(Dataset listings of figures)
_ _ _ _

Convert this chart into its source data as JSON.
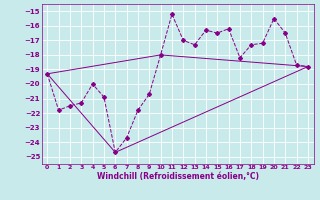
{
  "xlabel": "Windchill (Refroidissement éolien,°C)",
  "bg_color": "#c8eaea",
  "grid_color": "#ffffff",
  "line_color": "#880088",
  "xlim": [
    -0.5,
    23.5
  ],
  "ylim": [
    -25.5,
    -14.5
  ],
  "xticks": [
    0,
    1,
    2,
    3,
    4,
    5,
    6,
    7,
    8,
    9,
    10,
    11,
    12,
    13,
    14,
    15,
    16,
    17,
    18,
    19,
    20,
    21,
    22,
    23
  ],
  "yticks": [
    -25,
    -24,
    -23,
    -22,
    -21,
    -20,
    -19,
    -18,
    -17,
    -16,
    -15
  ],
  "series": [
    [
      0,
      -19.3
    ],
    [
      1,
      -21.8
    ],
    [
      2,
      -21.5
    ],
    [
      3,
      -21.3
    ],
    [
      4,
      -20.0
    ],
    [
      5,
      -20.9
    ],
    [
      6,
      -24.7
    ],
    [
      7,
      -23.7
    ],
    [
      8,
      -21.8
    ],
    [
      9,
      -20.7
    ],
    [
      10,
      -18.0
    ],
    [
      11,
      -15.2
    ],
    [
      12,
      -17.0
    ],
    [
      13,
      -17.3
    ],
    [
      14,
      -16.3
    ],
    [
      15,
      -16.5
    ],
    [
      16,
      -16.2
    ],
    [
      17,
      -18.2
    ],
    [
      18,
      -17.3
    ],
    [
      19,
      -17.2
    ],
    [
      20,
      -15.5
    ],
    [
      21,
      -16.5
    ],
    [
      22,
      -18.7
    ],
    [
      23,
      -18.8
    ]
  ],
  "line_lower": [
    [
      0,
      -19.3
    ],
    [
      6,
      -24.7
    ],
    [
      23,
      -18.8
    ]
  ],
  "line_upper": [
    [
      0,
      -19.3
    ],
    [
      10,
      -18.0
    ],
    [
      23,
      -18.8
    ]
  ]
}
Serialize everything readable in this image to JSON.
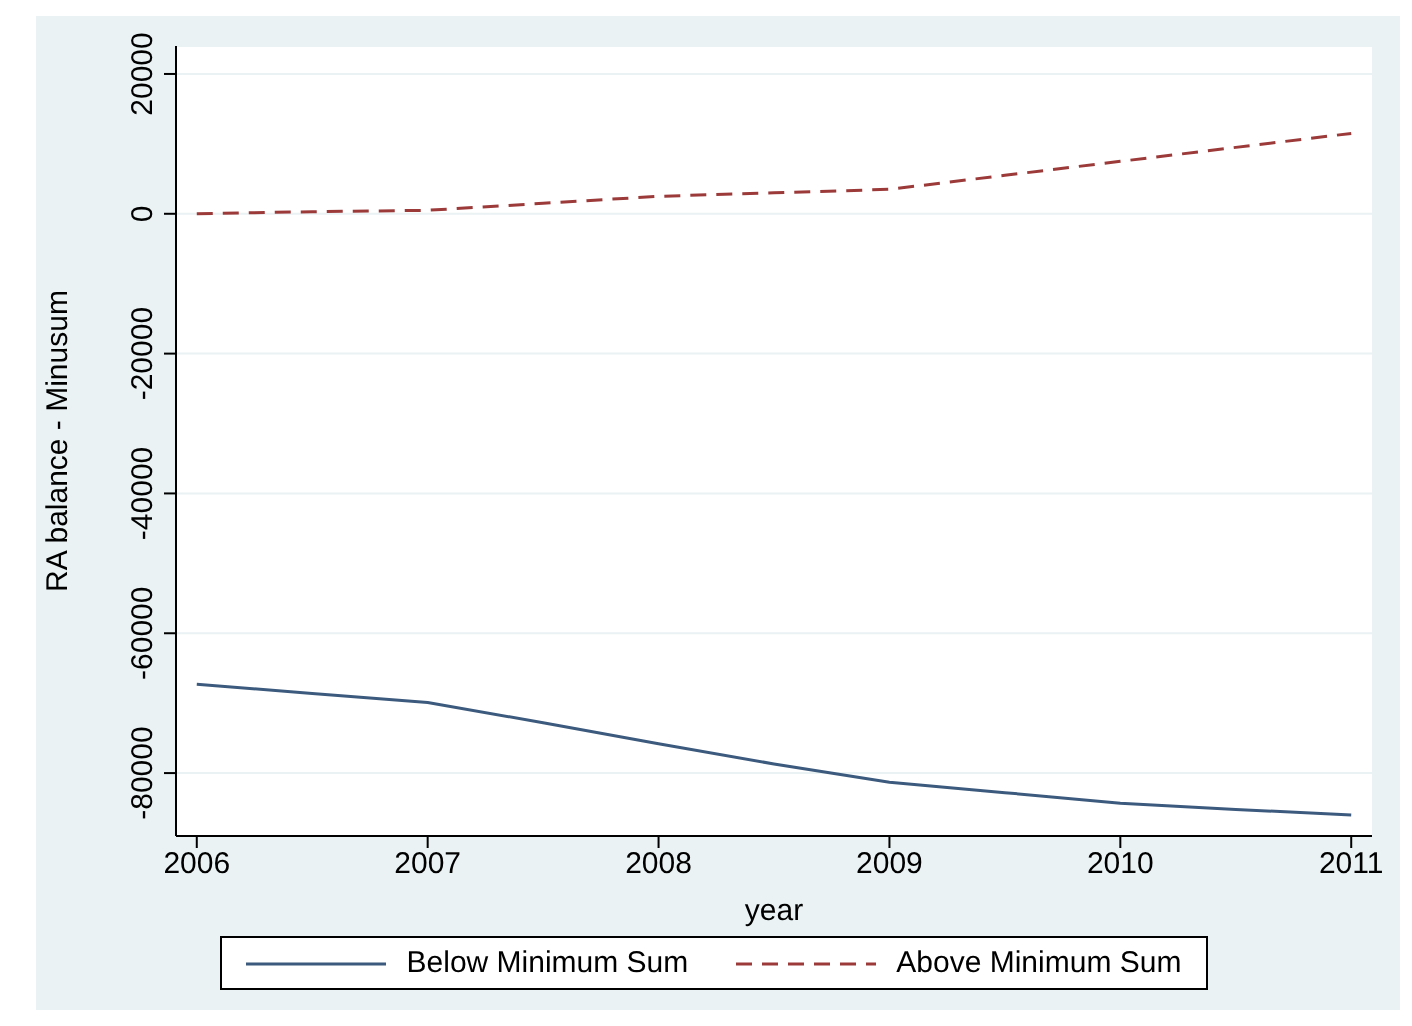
{
  "chart_data": {
    "type": "line",
    "xlabel": "year",
    "ylabel": "RA balance - Minusum",
    "x": [
      2006,
      2006.5,
      2007,
      2007.5,
      2008,
      2008.5,
      2009,
      2009.5,
      2010,
      2010.5,
      2011
    ],
    "series": [
      {
        "name": "Below Minimum Sum",
        "color": "#3c5a7d",
        "line_style": "solid",
        "values": [
          -67300,
          -68600,
          -69900,
          -72800,
          -75800,
          -78700,
          -81300,
          -82800,
          -84300,
          -85200,
          -86000
        ]
      },
      {
        "name": "Above Minimum Sum",
        "color": "#9c3a3a",
        "line_style": "dashed",
        "values": [
          0,
          300,
          500,
          1500,
          2500,
          3000,
          3500,
          5500,
          7500,
          9500,
          11500
        ]
      }
    ],
    "xlim": [
      2005.91,
      2011.09
    ],
    "xticks": [
      2006,
      2007,
      2008,
      2009,
      2010,
      2011
    ],
    "ylim": [
      -89000,
      24000
    ],
    "yticks": [
      -80000,
      -60000,
      -40000,
      -20000,
      0,
      20000
    ],
    "grid": "y",
    "legend": "bottom",
    "marker": "none"
  }
}
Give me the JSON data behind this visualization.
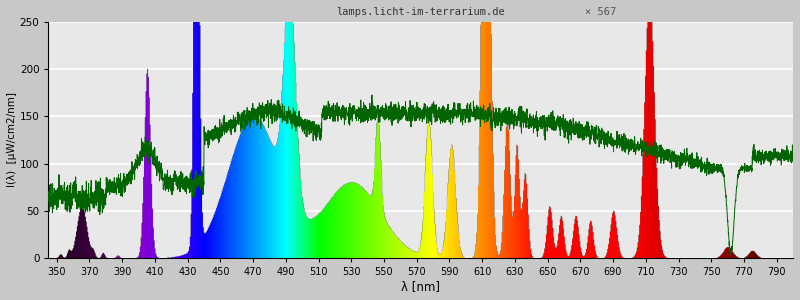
{
  "xlim": [
    345,
    800
  ],
  "ylim": [
    0,
    250
  ],
  "ylabel": "I(λ)  [μW/cm2/nm]",
  "xlabel": "λ [nm]",
  "title": "lamps.licht-im-terrarium.de",
  "marker_label": "× 567",
  "yticks": [
    0,
    50,
    100,
    150,
    200,
    250
  ],
  "xticks": [
    350,
    370,
    390,
    410,
    430,
    450,
    470,
    490,
    510,
    530,
    550,
    570,
    590,
    610,
    630,
    650,
    670,
    690,
    710,
    730,
    750,
    770,
    790
  ],
  "fig_bg": "#c8c8c8",
  "ax_bg": "#e8e8e8",
  "grid_color": "#ffffff",
  "line_color": "#006400"
}
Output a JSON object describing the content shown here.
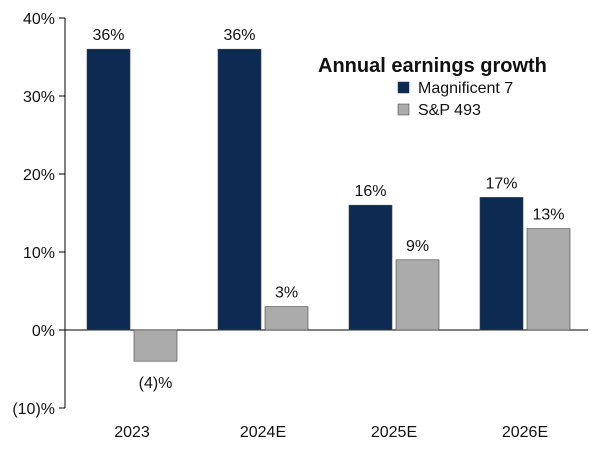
{
  "chart_data": {
    "type": "bar",
    "title": "Annual earnings growth",
    "categories": [
      "2023",
      "2024E",
      "2025E",
      "2026E"
    ],
    "series": [
      {
        "name": "Magnificent 7",
        "color": "#0d2a52",
        "values": [
          36,
          36,
          16,
          17
        ],
        "labels": [
          "36%",
          "36%",
          "16%",
          "17%"
        ]
      },
      {
        "name": "S&P 493",
        "color": "#ababab",
        "values": [
          -4,
          3,
          9,
          13
        ],
        "labels": [
          "(4)%",
          "3%",
          "9%",
          "13%"
        ]
      }
    ],
    "y_ticks": [
      {
        "value": 40,
        "label": "40%"
      },
      {
        "value": 30,
        "label": "30%"
      },
      {
        "value": 20,
        "label": "20%"
      },
      {
        "value": 10,
        "label": "10%"
      },
      {
        "value": 0,
        "label": "0%"
      },
      {
        "value": -10,
        "label": "(10)%"
      }
    ],
    "ylim": [
      -10,
      40
    ],
    "xlabel": "",
    "ylabel": "",
    "legend_position": "top-right",
    "grid": false
  }
}
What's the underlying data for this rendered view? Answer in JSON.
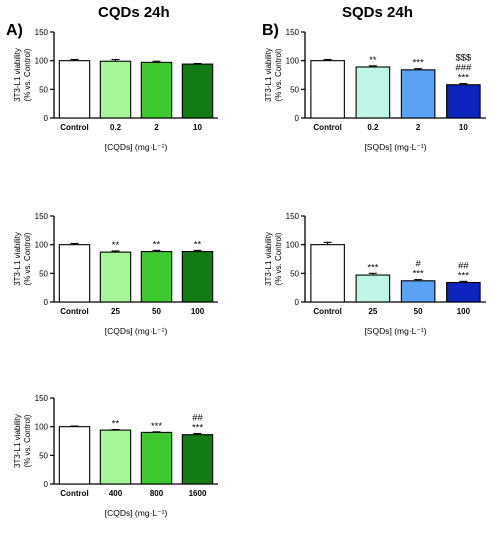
{
  "headings": {
    "left": "CQDs 24h",
    "right": "SQDs 24h"
  },
  "panel_labels": {
    "a": "A)",
    "b": "B)"
  },
  "chart_data": [
    {
      "type": "bar",
      "categories": [
        "Control",
        "0.2",
        "2",
        "10"
      ],
      "values": [
        100,
        99,
        97,
        94
      ],
      "errors": [
        2,
        3,
        2,
        1
      ],
      "colors": [
        "#ffffff",
        "#a7f599",
        "#3cc82e",
        "#137b13"
      ],
      "annotations": [
        [],
        [],
        [],
        []
      ],
      "title": "",
      "xlabel": "[CQDs] (mg·L⁻¹)",
      "ylabel_line1": "3T3-L1 viability",
      "ylabel_line2": "(% vs. Control)",
      "ylim": [
        0,
        150
      ],
      "yticks": [
        0,
        50,
        100,
        150
      ],
      "grid": false
    },
    {
      "type": "bar",
      "categories": [
        "Control",
        "0.2",
        "2",
        "10"
      ],
      "values": [
        100,
        89,
        84,
        58
      ],
      "errors": [
        2,
        2,
        2,
        2
      ],
      "colors": [
        "#ffffff",
        "#bff5e6",
        "#5aa2f5",
        "#0a24bd"
      ],
      "annotations": [
        [],
        [
          "**"
        ],
        [
          "***"
        ],
        [
          "$$$",
          "###",
          "***"
        ]
      ],
      "title": "",
      "xlabel": "[SQDs] (mg·L⁻¹)",
      "ylabel_line1": "3T3-L1 viability",
      "ylabel_line2": "(% vs. Control)",
      "ylim": [
        0,
        150
      ],
      "yticks": [
        0,
        50,
        100,
        150
      ],
      "grid": false
    },
    {
      "type": "bar",
      "categories": [
        "Control",
        "25",
        "50",
        "100"
      ],
      "values": [
        100,
        87,
        88,
        88
      ],
      "errors": [
        2,
        2,
        2,
        2
      ],
      "colors": [
        "#ffffff",
        "#a7f599",
        "#3cc82e",
        "#137b13"
      ],
      "annotations": [
        [],
        [
          "**"
        ],
        [
          "**"
        ],
        [
          "**"
        ]
      ],
      "title": "",
      "xlabel": "[CQDs] (mg·L⁻¹)",
      "ylabel_line1": "3T3-L1 viability",
      "ylabel_line2": "(% vs. Control)",
      "ylim": [
        0,
        150
      ],
      "yticks": [
        0,
        50,
        100,
        150
      ],
      "grid": false
    },
    {
      "type": "bar",
      "categories": [
        "Control",
        "25",
        "50",
        "100"
      ],
      "values": [
        100,
        47,
        37,
        34
      ],
      "errors": [
        4,
        3,
        2,
        2
      ],
      "colors": [
        "#ffffff",
        "#bff5e6",
        "#5aa2f5",
        "#0a24bd"
      ],
      "annotations": [
        [],
        [
          "***"
        ],
        [
          "#",
          "***"
        ],
        [
          "##",
          "***"
        ]
      ],
      "title": "",
      "xlabel": "[SQDs] (mg·L⁻¹)",
      "ylabel_line1": "3T3-L1 viability",
      "ylabel_line2": "(% vs. Control)",
      "ylim": [
        0,
        150
      ],
      "yticks": [
        0,
        50,
        100,
        150
      ],
      "grid": false
    },
    {
      "type": "bar",
      "categories": [
        "Control",
        "400",
        "800",
        "1600"
      ],
      "values": [
        100,
        94,
        90,
        86
      ],
      "errors": [
        1,
        1,
        1,
        2
      ],
      "colors": [
        "#ffffff",
        "#a7f599",
        "#3cc82e",
        "#137b13"
      ],
      "annotations": [
        [],
        [
          "**"
        ],
        [
          "***"
        ],
        [
          "##",
          "***"
        ]
      ],
      "title": "",
      "xlabel": "[CQDs] (mg·L⁻¹)",
      "ylabel_line1": "3T3-L1 viability",
      "ylabel_line2": "(% vs. Control)",
      "ylim": [
        0,
        150
      ],
      "yticks": [
        0,
        50,
        100,
        150
      ],
      "grid": false
    }
  ]
}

_ _ _ _

Whichever lines contain the string "name", select and copy them.

        "name": "Below Minimum Sum",
        "name": "Above Minimum Sum",
        "name": "Magnificent 7",
        "name": "S&P 493",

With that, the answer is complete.